* [Records to use]:
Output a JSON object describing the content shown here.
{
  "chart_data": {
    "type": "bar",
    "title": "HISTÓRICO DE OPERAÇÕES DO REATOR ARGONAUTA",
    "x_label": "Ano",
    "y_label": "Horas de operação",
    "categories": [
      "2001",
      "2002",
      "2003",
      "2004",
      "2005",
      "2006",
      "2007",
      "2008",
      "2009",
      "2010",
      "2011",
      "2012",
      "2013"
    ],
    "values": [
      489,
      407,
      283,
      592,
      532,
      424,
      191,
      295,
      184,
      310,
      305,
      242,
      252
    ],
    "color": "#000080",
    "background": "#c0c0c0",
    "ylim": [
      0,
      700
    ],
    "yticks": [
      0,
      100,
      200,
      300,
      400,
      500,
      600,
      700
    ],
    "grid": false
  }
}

* [What you need to do]:
Make an exact copy of all the data.

* [Complete response]:
Output a JSON object describing the content shown here.
{
  "chart_data": {
    "type": "bar",
    "title": "HISTÓRICO DE OPERAÇÕES DO REATOR ARGONAUTA",
    "x_label": "Ano",
    "y_label": "Horas de operação",
    "categories": [
      "2001",
      "2002",
      "2003",
      "2004",
      "2005",
      "2006",
      "2007",
      "2008",
      "2009",
      "2010",
      "2011",
      "2012",
      "2013"
    ],
    "values": [
      489,
      407,
      283,
      592,
      532,
      424,
      191,
      295,
      184,
      310,
      305,
      242,
      252
    ],
    "color": "#000080",
    "background": "#c0c0c0",
    "ylim": [
      0,
      700
    ],
    "yticks": [
      0,
      100,
      200,
      300,
      400,
      500,
      600,
      700
    ],
    "grid": false
  }
}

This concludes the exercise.